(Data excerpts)
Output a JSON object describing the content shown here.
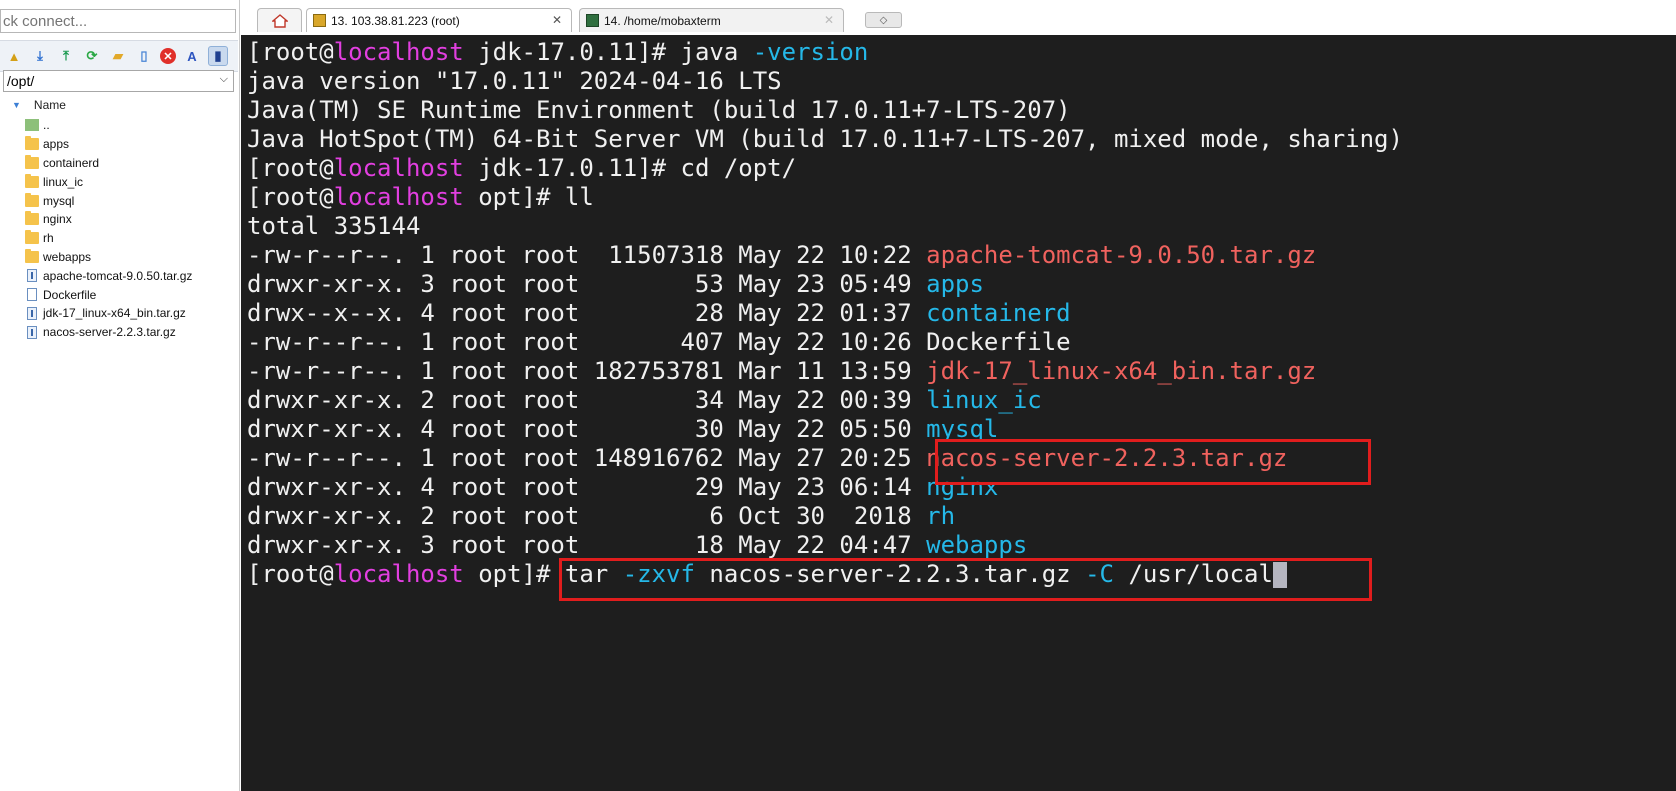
{
  "sidebar": {
    "quick_connect_placeholder": "ck connect...",
    "toolbar_icons": [
      "folder-up-icon",
      "download-icon",
      "upload-icon",
      "refresh-icon",
      "new-folder-icon",
      "new-file-icon",
      "delete-icon",
      "rename-icon",
      "sidebar-toggle-icon"
    ],
    "path": "/opt/",
    "column_name": "Name",
    "files": [
      {
        "name": "..",
        "kind": "up"
      },
      {
        "name": "apps",
        "kind": "folder"
      },
      {
        "name": "containerd",
        "kind": "folder"
      },
      {
        "name": "linux_ic",
        "kind": "folder"
      },
      {
        "name": "mysql",
        "kind": "folder"
      },
      {
        "name": "nginx",
        "kind": "folder"
      },
      {
        "name": "rh",
        "kind": "folder"
      },
      {
        "name": "webapps",
        "kind": "folder"
      },
      {
        "name": "apache-tomcat-9.0.50.tar.gz",
        "kind": "archive"
      },
      {
        "name": "Dockerfile",
        "kind": "file"
      },
      {
        "name": "jdk-17_linux-x64_bin.tar.gz",
        "kind": "archive"
      },
      {
        "name": "nacos-server-2.2.3.tar.gz",
        "kind": "archive"
      }
    ]
  },
  "tabs": {
    "home_icon": "home-icon",
    "tab13_label": "13. 103.38.81.223 (root)",
    "tab14_label": "14. /home/mobaxterm",
    "close_glyph": "✕",
    "new_tab_glyph": "◇"
  },
  "terminal": {
    "colors": {
      "magenta": "#e23fe0",
      "cyan": "#25b8e8",
      "red": "#f0625e",
      "white": "#f0f0f0",
      "background": "#1e1e1e",
      "highlight": "#e11d1d"
    },
    "lines": [
      [
        {
          "t": "[root@",
          "c": "white"
        },
        {
          "t": "localhost",
          "c": "magenta"
        },
        {
          "t": " jdk-17.0.11]# java ",
          "c": "white"
        },
        {
          "t": "-version",
          "c": "cyan"
        }
      ],
      [
        {
          "t": "java version \"17.0.11\" 2024-04-16 LTS",
          "c": "white"
        }
      ],
      [
        {
          "t": "Java(TM) SE Runtime Environment (build 17.0.11+7-LTS-207)",
          "c": "white"
        }
      ],
      [
        {
          "t": "Java HotSpot(TM) 64-Bit Server VM (build 17.0.11+7-LTS-207, mixed mode, sharing)",
          "c": "white"
        }
      ],
      [
        {
          "t": "[root@",
          "c": "white"
        },
        {
          "t": "localhost",
          "c": "magenta"
        },
        {
          "t": " jdk-17.0.11]# cd /opt/",
          "c": "white"
        }
      ],
      [
        {
          "t": "[root@",
          "c": "white"
        },
        {
          "t": "localhost",
          "c": "magenta"
        },
        {
          "t": " opt]# ll",
          "c": "white"
        }
      ],
      [
        {
          "t": "total 335144",
          "c": "white"
        }
      ],
      [
        {
          "t": "-rw-r--r--. 1 root root  11507318 May 22 10:22 ",
          "c": "white"
        },
        {
          "t": "apache-tomcat-9.0.50.tar.gz",
          "c": "red"
        }
      ],
      [
        {
          "t": "drwxr-xr-x. 3 root root        53 May 23 05:49 ",
          "c": "white"
        },
        {
          "t": "apps",
          "c": "cyan"
        }
      ],
      [
        {
          "t": "drwx--x--x. 4 root root        28 May 22 01:37 ",
          "c": "white"
        },
        {
          "t": "containerd",
          "c": "cyan"
        }
      ],
      [
        {
          "t": "-rw-r--r--. 1 root root       407 May 22 10:26 Dockerfile",
          "c": "white"
        }
      ],
      [
        {
          "t": "-rw-r--r--. 1 root root 182753781 Mar 11 13:59 ",
          "c": "white"
        },
        {
          "t": "jdk-17_linux-x64_bin.tar.gz",
          "c": "red"
        }
      ],
      [
        {
          "t": "drwxr-xr-x. 2 root root        34 May 22 00:39 ",
          "c": "white"
        },
        {
          "t": "linux_ic",
          "c": "cyan"
        }
      ],
      [
        {
          "t": "drwxr-xr-x. 4 root root        30 May 22 05:50 ",
          "c": "white"
        },
        {
          "t": "mysql",
          "c": "cyan"
        }
      ],
      [
        {
          "t": "-rw-r--r--. 1 root root 148916762 May 27 20:25 ",
          "c": "white"
        },
        {
          "t": "nacos-server-2.2.3.tar.gz",
          "c": "red"
        }
      ],
      [
        {
          "t": "drwxr-xr-x. 4 root root        29 May 23 06:14 ",
          "c": "white"
        },
        {
          "t": "nginx",
          "c": "cyan"
        }
      ],
      [
        {
          "t": "drwxr-xr-x. 2 root root         6 Oct 30  2018 ",
          "c": "white"
        },
        {
          "t": "rh",
          "c": "cyan"
        }
      ],
      [
        {
          "t": "drwxr-xr-x. 3 root root        18 May 22 04:47 ",
          "c": "white"
        },
        {
          "t": "webapps",
          "c": "cyan"
        }
      ],
      [
        {
          "t": "[root@",
          "c": "white"
        },
        {
          "t": "localhost",
          "c": "magenta"
        },
        {
          "t": " opt]# tar ",
          "c": "white"
        },
        {
          "t": "-zxvf",
          "c": "cyan"
        },
        {
          "t": " nacos-server-2.2.3.tar.gz ",
          "c": "white"
        },
        {
          "t": "-C",
          "c": "cyan"
        },
        {
          "t": " /usr/local",
          "c": "white"
        }
      ]
    ]
  }
}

- [Given task] Within the records, how many lines include "build"? The answer is the number and nothing else.

- [Response] 2